■ **Work required**: Gather all lines from the material that contain the word "Follow".

■ **Data**:

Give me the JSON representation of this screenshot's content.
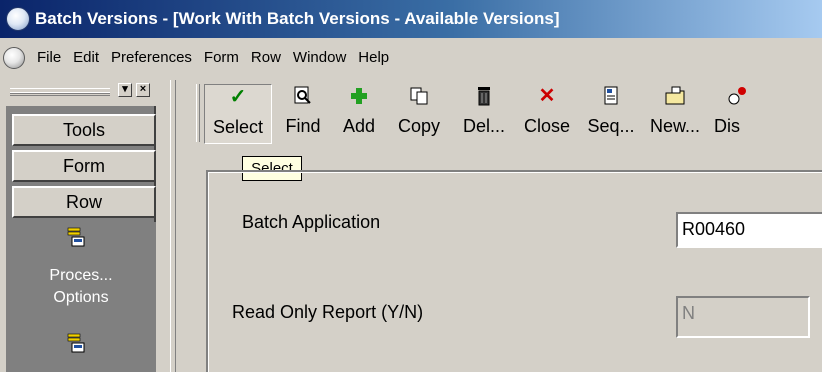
{
  "window": {
    "title": "Batch Versions - [Work With Batch Versions - Available Versions]"
  },
  "menubar": {
    "items": [
      "File",
      "Edit",
      "Preferences",
      "Form",
      "Row",
      "Window",
      "Help"
    ]
  },
  "left_panel": {
    "tabs": [
      "Tools",
      "Form",
      "Row"
    ],
    "items": [
      {
        "label_line1": "Proces...",
        "label_line2": "Options",
        "icon": "processing-options-icon"
      },
      {
        "label_line1": "",
        "label_line2": "",
        "icon": "processing-options-icon"
      }
    ]
  },
  "toolbar": {
    "buttons": [
      {
        "label": "Select",
        "icon": "check-icon",
        "color": "#008000"
      },
      {
        "label": "Find",
        "icon": "find-icon",
        "color": "#000000"
      },
      {
        "label": "Add",
        "icon": "add-icon",
        "color": "#1a8f1a"
      },
      {
        "label": "Copy",
        "icon": "copy-icon",
        "color": "#000000"
      },
      {
        "label": "Del...",
        "icon": "delete-icon",
        "color": "#000000"
      },
      {
        "label": "Close",
        "icon": "close-icon",
        "color": "#cc0000"
      },
      {
        "label": "Seq...",
        "icon": "sequence-icon",
        "color": "#000000"
      },
      {
        "label": "New...",
        "icon": "new-folder-icon",
        "color": "#000000"
      },
      {
        "label": "Dis",
        "icon": "display-icon",
        "color": "#000000"
      }
    ]
  },
  "tooltip": {
    "text": "Select"
  },
  "form": {
    "batch_application_label": "Batch Application",
    "batch_application_value": "R00460",
    "read_only_label": "Read Only Report (Y/N)",
    "read_only_value": "N"
  }
}
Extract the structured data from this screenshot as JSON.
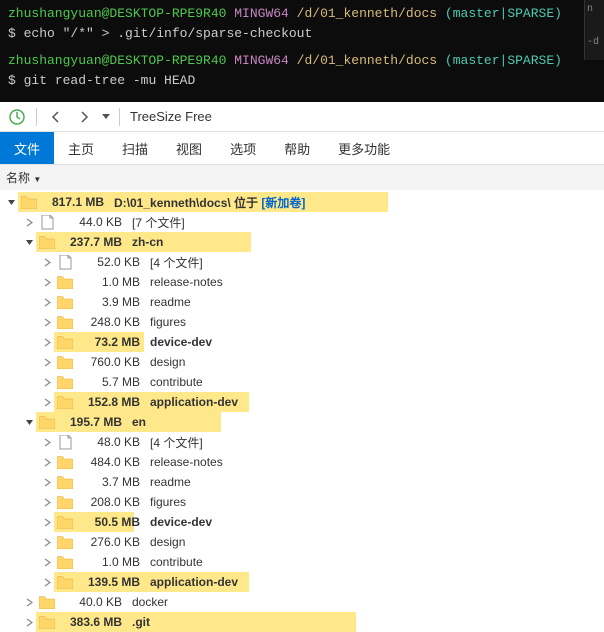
{
  "terminal": {
    "user": "zhushangyuan@DESKTOP-RPE9R40",
    "shell": "MINGW64",
    "path": "/d/01_kenneth/docs",
    "branch": "(master|SPARSE)",
    "prompt": "$",
    "cmd1": "echo \"/*\" > .git/info/sparse-checkout",
    "cmd2": "git read-tree -mu HEAD",
    "side_n": "n",
    "side_d": "-d"
  },
  "toolbar": {
    "title": "TreeSize Free"
  },
  "menu": {
    "file": "文件",
    "home": "主页",
    "scan": "扫描",
    "view": "视图",
    "options": "选项",
    "help": "帮助",
    "more": "更多功能"
  },
  "col_name": "名称",
  "rows": [
    {
      "indent": 0,
      "exp": "v",
      "type": "folder",
      "size": "817.1 MB",
      "name_prefix": "D:\\01_kenneth\\docs\\",
      "name_mid": " 位于 ",
      "name_loc": "[新加卷]",
      "bold": true,
      "hl": 370
    },
    {
      "indent": 1,
      "exp": ">",
      "type": "file",
      "size": "44.0 KB",
      "name": "[7 个文件]",
      "bold": false,
      "hl": 0
    },
    {
      "indent": 1,
      "exp": "v",
      "type": "folder",
      "size": "237.7 MB",
      "name": "zh-cn",
      "bold": true,
      "hl": 215
    },
    {
      "indent": 2,
      "exp": ">",
      "type": "file",
      "size": "52.0 KB",
      "name": "[4 个文件]",
      "bold": false,
      "hl": 0
    },
    {
      "indent": 2,
      "exp": ">",
      "type": "folder",
      "size": "1.0 MB",
      "name": "release-notes",
      "bold": false,
      "hl": 0
    },
    {
      "indent": 2,
      "exp": ">",
      "type": "folder",
      "size": "3.9 MB",
      "name": "readme",
      "bold": false,
      "hl": 0
    },
    {
      "indent": 2,
      "exp": ">",
      "type": "folder",
      "size": "248.0 KB",
      "name": "figures",
      "bold": false,
      "hl": 0
    },
    {
      "indent": 2,
      "exp": ">",
      "type": "folder",
      "size": "73.2 MB",
      "name": "device-dev",
      "bold": true,
      "hl": 90
    },
    {
      "indent": 2,
      "exp": ">",
      "type": "folder",
      "size": "760.0 KB",
      "name": "design",
      "bold": false,
      "hl": 0
    },
    {
      "indent": 2,
      "exp": ">",
      "type": "folder",
      "size": "5.7 MB",
      "name": "contribute",
      "bold": false,
      "hl": 0
    },
    {
      "indent": 2,
      "exp": ">",
      "type": "folder",
      "size": "152.8 MB",
      "name": "application-dev",
      "bold": true,
      "hl": 195
    },
    {
      "indent": 1,
      "exp": "v",
      "type": "folder",
      "size": "195.7 MB",
      "name": "en",
      "bold": true,
      "hl": 185
    },
    {
      "indent": 2,
      "exp": ">",
      "type": "file",
      "size": "48.0 KB",
      "name": "[4 个文件]",
      "bold": false,
      "hl": 0
    },
    {
      "indent": 2,
      "exp": ">",
      "type": "folder",
      "size": "484.0 KB",
      "name": "release-notes",
      "bold": false,
      "hl": 0
    },
    {
      "indent": 2,
      "exp": ">",
      "type": "folder",
      "size": "3.7 MB",
      "name": "readme",
      "bold": false,
      "hl": 0
    },
    {
      "indent": 2,
      "exp": ">",
      "type": "folder",
      "size": "208.0 KB",
      "name": "figures",
      "bold": false,
      "hl": 0
    },
    {
      "indent": 2,
      "exp": ">",
      "type": "folder",
      "size": "50.5 MB",
      "name": "device-dev",
      "bold": true,
      "hl": 80
    },
    {
      "indent": 2,
      "exp": ">",
      "type": "folder",
      "size": "276.0 KB",
      "name": "design",
      "bold": false,
      "hl": 0
    },
    {
      "indent": 2,
      "exp": ">",
      "type": "folder",
      "size": "1.0 MB",
      "name": "contribute",
      "bold": false,
      "hl": 0
    },
    {
      "indent": 2,
      "exp": ">",
      "type": "folder",
      "size": "139.5 MB",
      "name": "application-dev",
      "bold": true,
      "hl": 195
    },
    {
      "indent": 1,
      "exp": ">",
      "type": "folder",
      "size": "40.0 KB",
      "name": "docker",
      "bold": false,
      "hl": 0
    },
    {
      "indent": 1,
      "exp": ">",
      "type": "folder",
      "size": "383.6 MB",
      "name": ".git",
      "bold": true,
      "hl": 320
    }
  ]
}
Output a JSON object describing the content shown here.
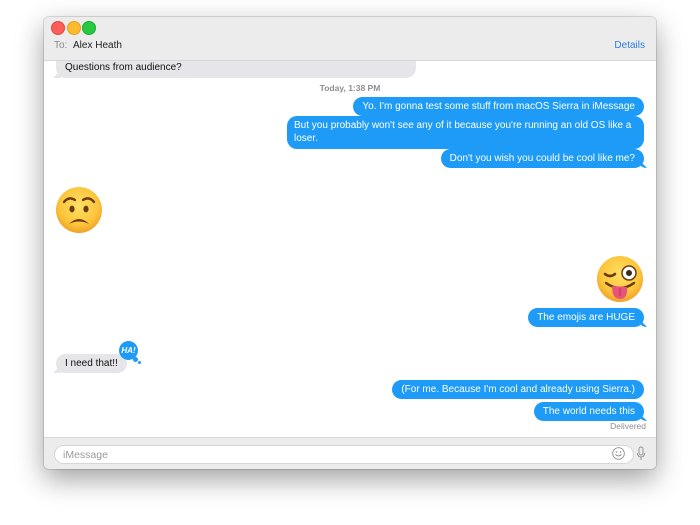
{
  "window": {
    "to_label": "To:",
    "recipient": "Alex Heath",
    "details_label": "Details"
  },
  "conversation": {
    "timestamp_day": "Today,",
    "timestamp_time": "1:38 PM",
    "messages": [
      {
        "direction": "incoming",
        "text": "Questions from audience?"
      },
      {
        "direction": "outgoing",
        "text": "Yo. I'm gonna test some stuff from macOS Sierra in iMessage"
      },
      {
        "direction": "outgoing",
        "text": "But you probably won't see any of it because you're running an old OS like a loser."
      },
      {
        "direction": "outgoing",
        "text": "Don't you wish you could be cool like me?"
      },
      {
        "direction": "incoming",
        "emoji": "worried-face"
      },
      {
        "direction": "outgoing",
        "emoji": "winking-face-with-tongue"
      },
      {
        "direction": "outgoing",
        "text": "The emojis are HUGE"
      },
      {
        "direction": "incoming",
        "text": "I need that!!",
        "tapback": "HA!"
      },
      {
        "direction": "outgoing",
        "text": "(For me. Because I'm cool and already using Sierra.)"
      },
      {
        "direction": "outgoing",
        "text": "The world needs this"
      }
    ],
    "status": "Delivered"
  },
  "input": {
    "placeholder": "iMessage",
    "value": ""
  },
  "colors": {
    "outgoing_bubble": "#1d9bf6",
    "incoming_bubble": "#e5e5ea",
    "link": "#2d7fde"
  }
}
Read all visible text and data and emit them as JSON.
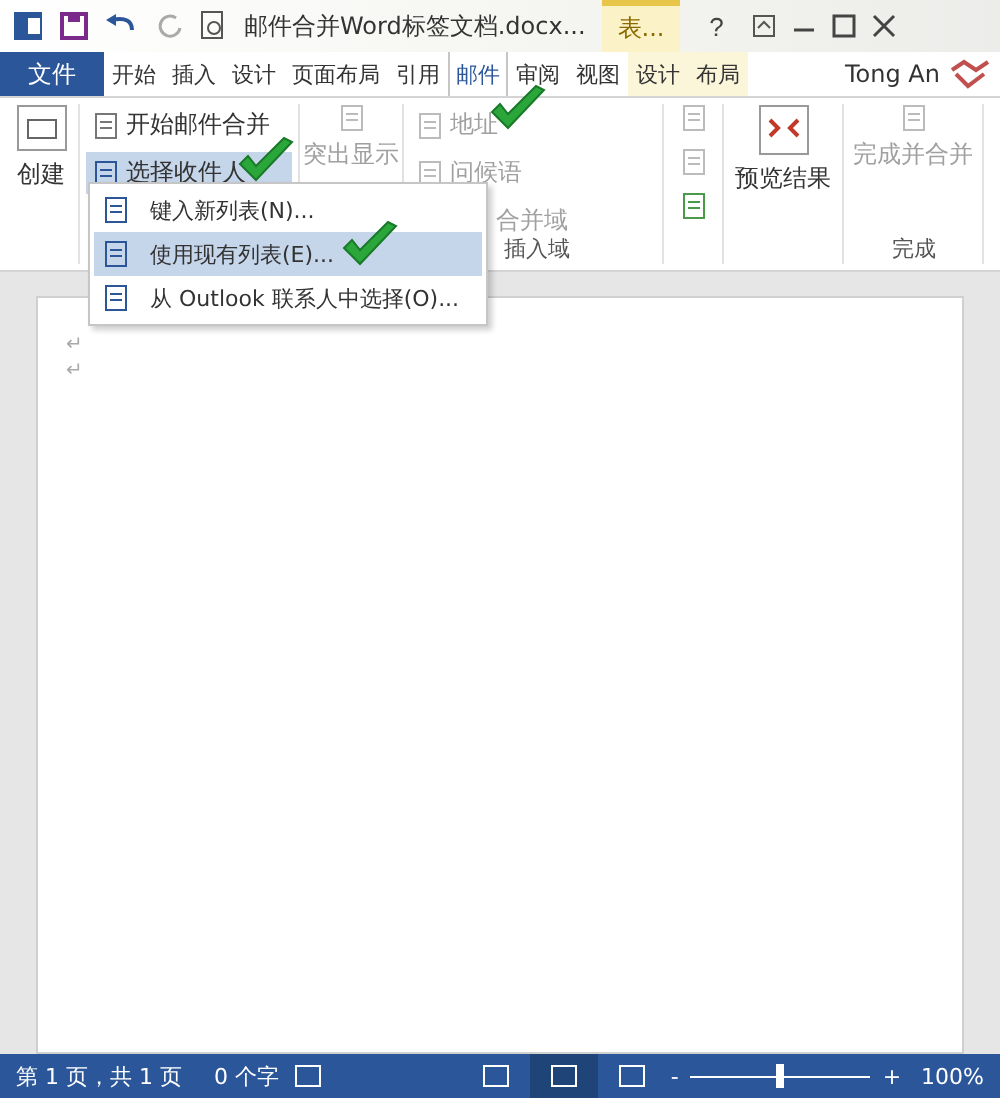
{
  "title_bar": {
    "title": "邮件合并Word标签文档.docx...",
    "context_tab": "表...",
    "help": "?"
  },
  "file_tab": "文件",
  "tabs": [
    {
      "label": "开始",
      "kind": "normal",
      "selected": false
    },
    {
      "label": "插入",
      "kind": "normal",
      "selected": false
    },
    {
      "label": "设计",
      "kind": "normal",
      "selected": false
    },
    {
      "label": "页面布局",
      "kind": "normal",
      "selected": false
    },
    {
      "label": "引用",
      "kind": "normal",
      "selected": false
    },
    {
      "label": "邮件",
      "kind": "normal",
      "selected": true
    },
    {
      "label": "审阅",
      "kind": "normal",
      "selected": false
    },
    {
      "label": "视图",
      "kind": "normal",
      "selected": false
    },
    {
      "label": "设计",
      "kind": "context",
      "selected": false
    },
    {
      "label": "布局",
      "kind": "context",
      "selected": false
    }
  ],
  "user": "Tong An",
  "ribbon": {
    "create": "创建",
    "start_merge": "开始邮件合并",
    "select_recipients": "选择收件人",
    "highlight": "突出显示",
    "address_block": "地址",
    "greeting": "问候语",
    "insert_field": "合并域",
    "insert_group": "插入域",
    "preview": "预览结果",
    "finish": "完成并合并",
    "finish_group": "完成"
  },
  "menu": [
    {
      "label": "键入新列表(N)...",
      "selected": false
    },
    {
      "label": "使用现有列表(E)...",
      "selected": true
    },
    {
      "label": "从 Outlook 联系人中选择(O)...",
      "selected": false
    }
  ],
  "paragraph_marks": [
    "↵",
    "↵"
  ],
  "status_bar": {
    "page": "第 1 页，共 1 页",
    "words": "0 个字",
    "views": [
      {
        "selected": false
      },
      {
        "selected": true
      },
      {
        "selected": false
      }
    ],
    "zoom_minus": "-",
    "zoom_plus": "+",
    "zoom": {
      "level": 0.5
    },
    "zoom_text": "100%"
  }
}
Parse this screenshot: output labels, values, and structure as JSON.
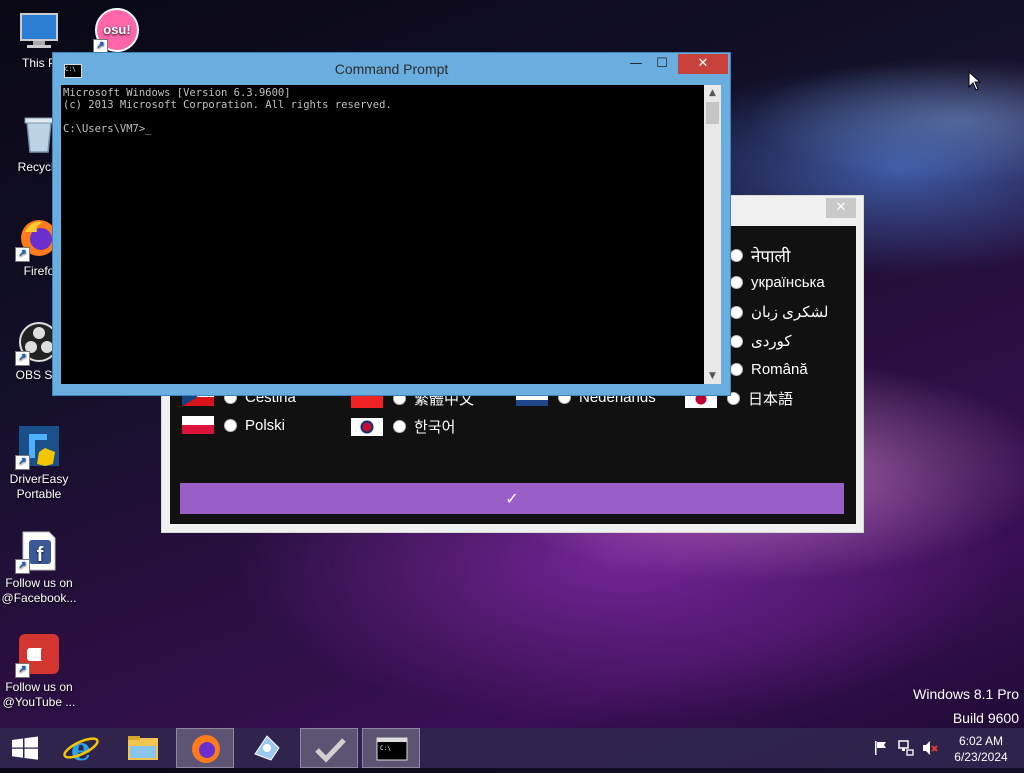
{
  "desktop": {
    "icons": [
      {
        "label": "This P"
      },
      {
        "label": "Recycle"
      },
      {
        "label": "Firefo"
      },
      {
        "label": "OBS Stu"
      },
      {
        "label": "DriverEasy Portable"
      },
      {
        "label": "Follow us on @Facebook..."
      },
      {
        "label": "Follow us on @YouTube ..."
      }
    ],
    "osu_icon_text": "osu!"
  },
  "cmd": {
    "title": "Command Prompt",
    "minimize": "—",
    "maximize": "☐",
    "close": "✕",
    "app_icon_text": "C:\\",
    "console_text": "Microsoft Windows [Version 6.3.9600]\n(c) 2013 Microsoft Corporation. All rights reserved.\n\nC:\\Users\\VM7>_"
  },
  "language_dialog": {
    "close": "✕",
    "confirm": "✓",
    "languages": {
      "nepali": "नेपाली",
      "ukrainian": "українська",
      "lashkari": "لشکری زبان",
      "kurdish": "کوردی",
      "romanian": "Română",
      "japanese": "日本語",
      "cestina": "Cestina",
      "traditional_chinese": "繁體中文",
      "dutch": "Nederlands",
      "polish": "Polski",
      "korean": "한국어"
    }
  },
  "taskbar": {
    "time": "6:02 AM",
    "date": "6/23/2024",
    "active_app": "command-prompt"
  },
  "watermark": {
    "line1": "Windows 8.1 Pro",
    "line2": "Build 9600"
  },
  "colors": {
    "cmd_frame": "#6aaee0",
    "close_red": "#c8423b",
    "confirm_purple": "#9a5fc6",
    "taskbar": "#30264e"
  }
}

■ **Output of the exercise**:
        "label": "Follow us on @Facebook..."
        "label": "Follow us on @YouTube ..."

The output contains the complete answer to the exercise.